— START TASK INPUT —

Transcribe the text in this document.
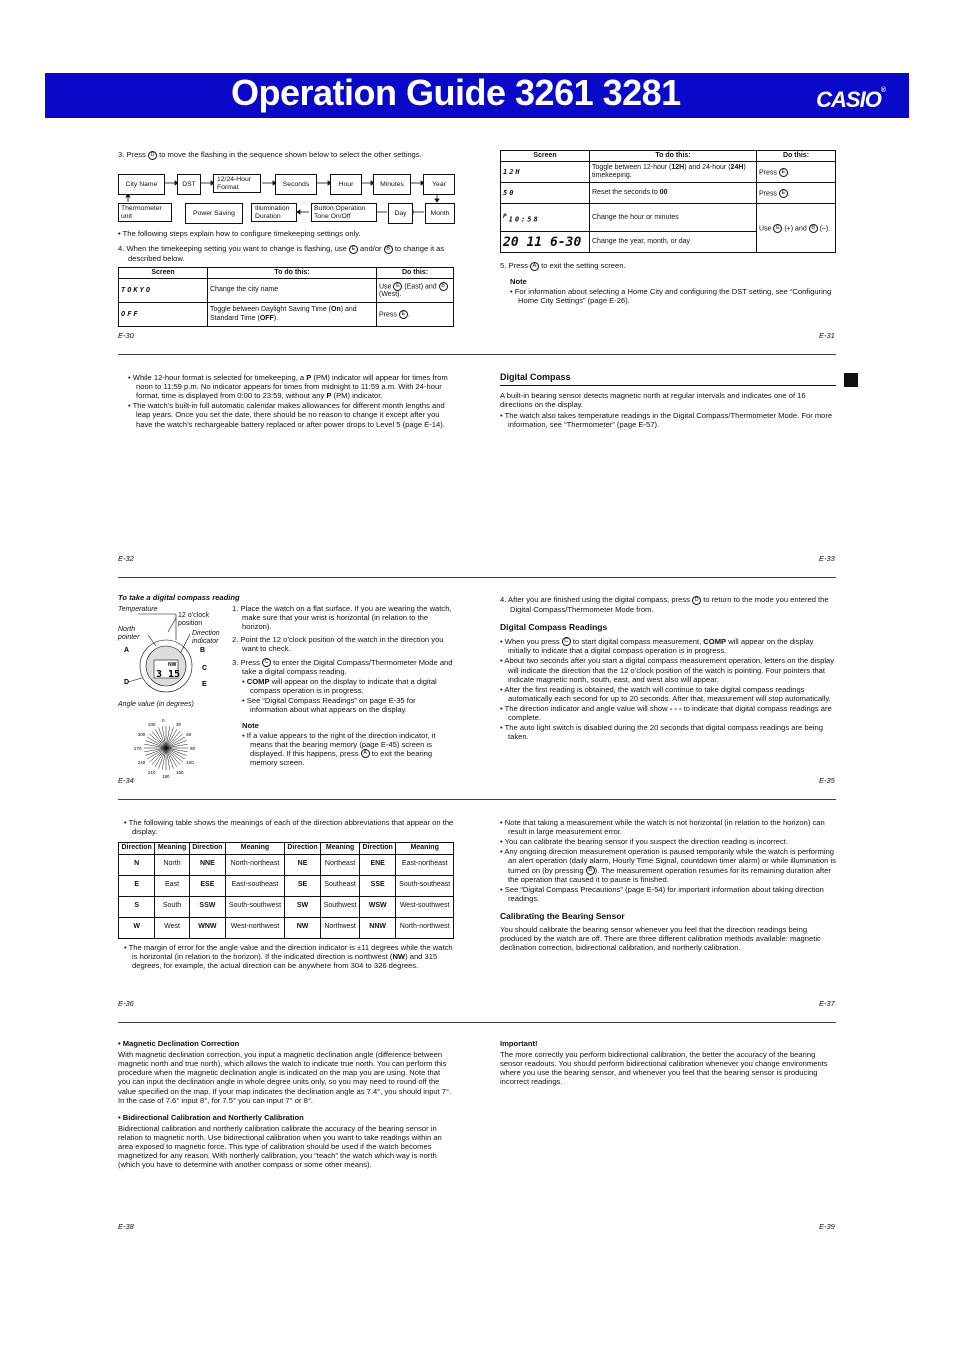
Operation Guide 3261 3281	CASIO®

3. Press D to move the flashing in the sequence shown below to select the other settings.

City Name	DST
12/24-Hour Format	Seconds	Hour	Minutes	Year
Thermometer unit	Power Saving
Illumination Duration
Button Operation Tone On/Off	Day	Month

• The following steps explain how to configure timekeeping settings only.

4. When the timekeeping setting you want to change is flashing, use E and/or B to change it as described below.

Screen	To do this:	Do this:
TOKYO	Change the city name	Use E (East) and B (West).
OFF	Toggle between Daylight Saving Time (On) and Standard Time (OFF).	Press E .
E-30
Screen	To do this:	Do this:
12H	Toggle between 12-hour (12H) and 24-hour (24H) timekeeping.	Press E .
50	Reset the seconds to 00	Press E .
$^P$10:58	Change the hour or minutes	Use E (+) and B (–).
20 11 6-30	Change the year, month, or day	

5. Press A to exit the setting screen.

Note

• For information about selecting a Home City and configuring the DST setting, see “Configuring Home City Settings” (page E-26).

E-31

• While 12-hour format is selected for timekeeping, a P (PM) indicator will appear for times from noon to 11:59 p.m. No indicator appears for times from midnight to 11:59 a.m. With 24-hour format, time is displayed from 0:00 to 23:59, without any P (PM) indicator.

• The watch’s built-in full automatic calendar makes allowances for different month lengths and leap years. Once you set the date, there should be no reason to change it except after you have the watch’s rechargeable battery replaced or after power drops to Level 5 (page E-14).

E-32
Digital Compass

A built-in bearing sensor detects magnetic north at regular intervals and indicates one of 16 directions on the display.

• The watch also takes temperature readings in the Digital Compass/Thermometer Mode. For more information, see “Thermometer” (page E-57).

E-33

To take a digital compass reading

Temperature
12 o’clock position
North pointer
Direction indicator
A	B
C
D	E
3 15
NW
0
30
60
90
120
150
180
210
240
270
300
330
Angle value (in degrees)

1. Place the watch on a flat surface. If you are wearing the watch, make sure that your wrist is horizontal (in relation to the horizon).

2. Point the 12 o’clock position of the watch in the direction you want to check.

3. Press C to enter the Digital Compass/Thermometer Mode and take a digital compass reading.

• COMP will appear on the display to indicate that a digital compass operation is in progress.

• See “Digital Compass Readings” on page E-35 for information about what appears on the display.

Note

• If a value appears to the right of the direction indicator, it means that the bearing memory (page E-45) screen is displayed. If this happens, press A to exit the bearing memory screen.

E-34

4. After you are finished using the digital compass, press D to return to the mode you entered the Digital Compass/Thermometer Mode from.

Digital Compass Readings

• When you press C to start digital compass measurement, COMP will appear on the display initially to indicate that a digital compass operation is in progress.

• About two seconds after you start a digital compass measurement operation, letters on the display will indicate the direction that the 12 o’clock position of the watch is pointing. Four pointers that indicate magnetic north, south, east, and west also will appear.

• After the first reading is obtained, the watch will continue to take digital compass readings automatically each second for up to 20 seconds. After that, measurement will stop automatically.

• The direction indicator and angle value will show - - - to indicate that digital compass readings are complete.

• The auto light switch is disabled during the 20 seconds that digital compass readings are being taken.

E-35

• The following table shows the meanings of each of the direction abbreviations that appear on the display.

Direction	Meaning	Direction	Meaning	Direction	Meaning	Direction	Meaning
N	North	NNE	North-northeast	NE	Northeast	ENE	East-northeast
E	East	ESE	East-southeast	SE	Southeast	SSE	South-southeast
S	South	SSW	South-southwest	SW	Southwest	WSW	West-southwest
W	West	WNW	West-northwest	NW	Northwest	NNW	North-northwest

• The margin of error for the angle value and the direction indicator is ±11 degrees while the watch is horizontal (in relation to the horizon). If the indicated direction is northwest (NW) and 315 degrees, for example, the actual direction can be anywhere from 304 to 326 degrees.

E-36

• Note that taking a measurement while the watch is not horizontal (in relation to the horizon) can result in large measurement error.

• You can calibrate the bearing sensor if you suspect the direction reading is incorrect.

• Any ongoing direction measurement operation is paused temporarily while the watch is performing an alert operation (daily alarm, Hourly Time Signal, countdown timer alarm) or while illumination is turned on (by pressing B ). The measurement operation resumes for its remaining duration after the operation that caused it to pause is finished.

• See “Digital Compass Precautions” (page E-54) for important information about taking direction readings.

Calibrating the Bearing Sensor

You should calibrate the bearing sensor whenever you feel that the direction readings being produced by the watch are off. There are three different calibration methods available: magnetic declination correction, bidirectional calibration, and northerly calibration.

E-37

• Magnetic Declination Correction

With magnetic declination correction, you input a magnetic declination angle (difference between magnetic north and true north), which allows the watch to indicate true north. You can perform this procedure when the magnetic declination angle is indicated on the map you are using. Note that you can input the declination angle in whole degree units only, so you may need to round off the value specified on the map. If your map indicates the declination angle as 7.4°, you should input 7°. In the case of 7.6° input 8°, for 7.5° you can input 7° or 8°.

• Bidirectional Calibration and Northerly Calibration

Bidirectional calibration and northerly calibration calibrate the accuracy of the bearing sensor in relation to magnetic north. Use bidirectional calibration when you want to take readings within an area exposed to magnetic force. This type of calibration should be used if the watch becomes magnetized for any reason. With northerly calibration, you “teach” the watch which way is north (which you have to determine with another compass or some other means).

E-38

Important!

The more correctly you perform bidirectional calibration, the better the accuracy of the bearing sensor readouts. You should perform bidirectional calibration whenever you change environments where you use the bearing sensor, and whenever you feel that the bearing sensor is producing incorrect readings.

E-39
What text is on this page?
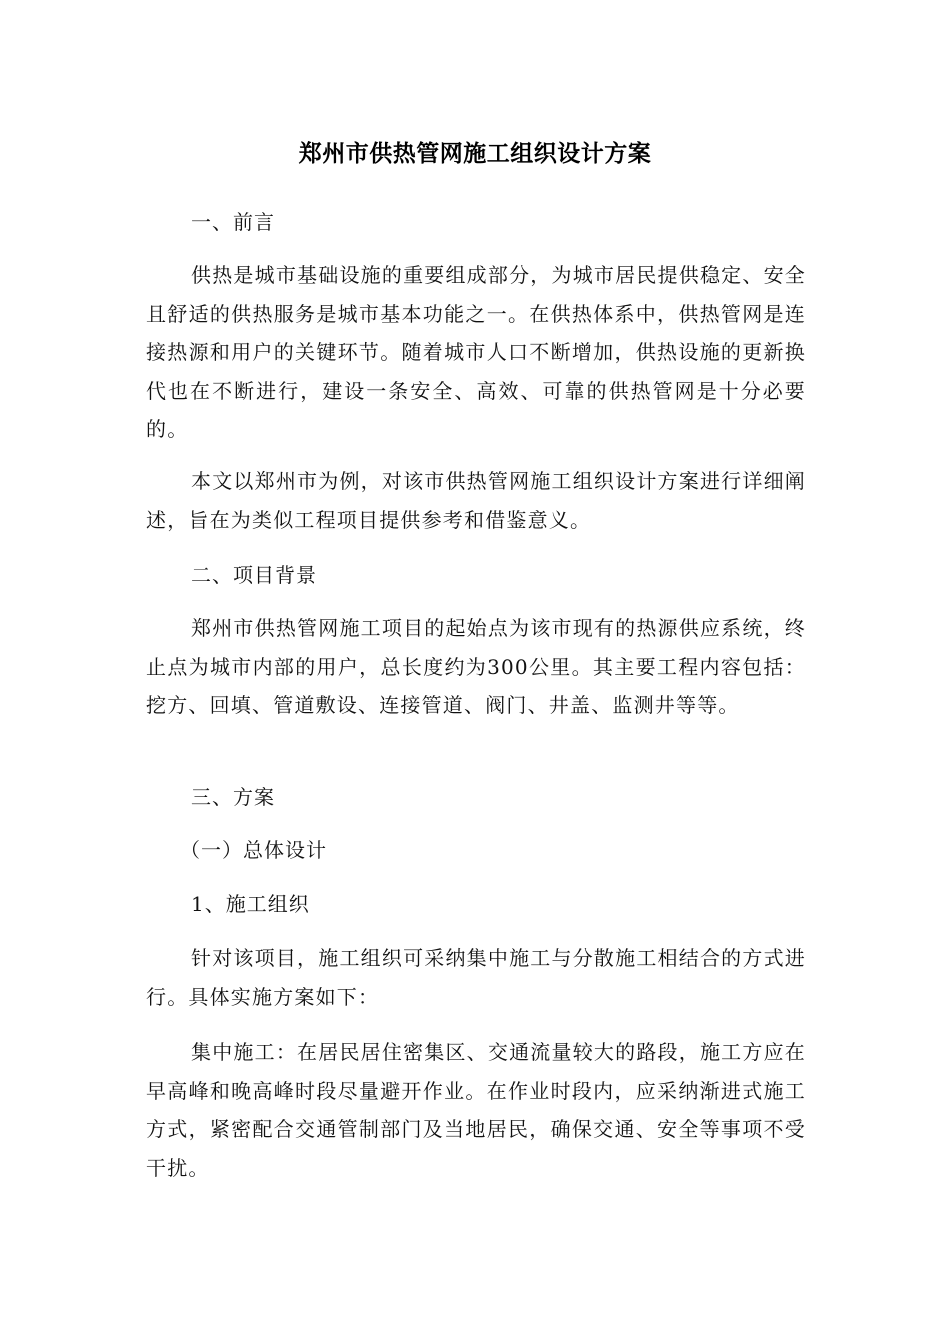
郑州市供热管网施工组织设计方案
一、前言
供热是城市基础设施的重要组成部分，为城市居民提供稳定、安全且舒适的供热服务是城市基本功能之一。在供热体系中，供热管网是连接热源和用户的关键环节。随着城市人口不断增加，供热设施的更新换代也在不断进行，建设一条安全、高效、可靠的供热管网是十分必要的。
本文以郑州市为例，对该市供热管网施工组织设计方案进行详细阐述，旨在为类似工程项目提供参考和借鉴意义。
二、项目背景
郑州市供热管网施工项目的起始点为该市现有的热源供应系统，终止点为城市内部的用户，总长度约为300公里。其主要工程内容包括：挖方、回填、管道敷设、连接管道、阀门、井盖、监测井等等。
三、方案
（一）总体设计
1、施工组织
针对该项目，施工组织可采纳集中施工与分散施工相结合的方式进行。具体实施方案如下：
集中施工：在居民居住密集区、交通流量较大的路段，施工方应在早高峰和晚高峰时段尽量避开作业。在作业时段内，应采纳渐进式施工方式，紧密配合交通管制部门及当地居民，确保交通、安全等事项不受干扰。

— END TASK INPUT —

[WHAT IS BEING ASKED] Show every line in the entries where the string "incorrect" occurs.

[OUTPUT OF THE EXERCISE]
• You can calibrate the bearing sensor if you suspect the direction reading is incorrect.
The more correctly you perform bidirectional calibration, the better the accuracy of the bearing sensor readouts. You should perform bidirectional calibration whenever you change environments where you use the bearing sensor, and whenever you feel that the bearing sensor is producing incorrect readings.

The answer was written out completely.